WHAT YOU NEED TO DO: Can you quote the records below in full, word for word?

(Stored data)
╭──

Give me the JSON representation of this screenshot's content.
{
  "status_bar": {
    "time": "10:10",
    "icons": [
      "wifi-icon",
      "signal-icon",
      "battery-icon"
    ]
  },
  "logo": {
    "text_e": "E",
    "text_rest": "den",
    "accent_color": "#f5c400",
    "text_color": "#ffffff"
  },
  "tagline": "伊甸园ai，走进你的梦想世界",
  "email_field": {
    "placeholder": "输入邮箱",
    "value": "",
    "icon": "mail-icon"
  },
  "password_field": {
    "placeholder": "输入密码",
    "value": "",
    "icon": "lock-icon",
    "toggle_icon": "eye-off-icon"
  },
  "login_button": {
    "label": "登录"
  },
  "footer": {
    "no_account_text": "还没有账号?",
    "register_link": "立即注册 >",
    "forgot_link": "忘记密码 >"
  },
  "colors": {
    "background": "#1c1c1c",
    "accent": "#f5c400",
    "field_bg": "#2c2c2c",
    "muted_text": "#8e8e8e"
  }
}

╰──

EXERCISE RESPONSE:
Give me the JSON representation of this screenshot's content.
{
  "status_bar": {
    "time": "10:10",
    "icons": [
      "wifi-icon",
      "signal-icon",
      "battery-icon"
    ]
  },
  "logo": {
    "text_e": "E",
    "text_rest": "den",
    "accent_color": "#f5c400",
    "text_color": "#ffffff"
  },
  "tagline": "伊甸园ai，走进你的梦想世界",
  "email_field": {
    "placeholder": "输入邮箱",
    "value": "",
    "icon": "mail-icon"
  },
  "password_field": {
    "placeholder": "输入密码",
    "value": "",
    "icon": "lock-icon",
    "toggle_icon": "eye-off-icon"
  },
  "login_button": {
    "label": "登录"
  },
  "footer": {
    "no_account_text": "还没有账号?",
    "register_link": "立即注册 >",
    "forgot_link": "忘记密码 >"
  },
  "colors": {
    "background": "#1c1c1c",
    "accent": "#f5c400",
    "field_bg": "#2c2c2c",
    "muted_text": "#8e8e8e"
  }
}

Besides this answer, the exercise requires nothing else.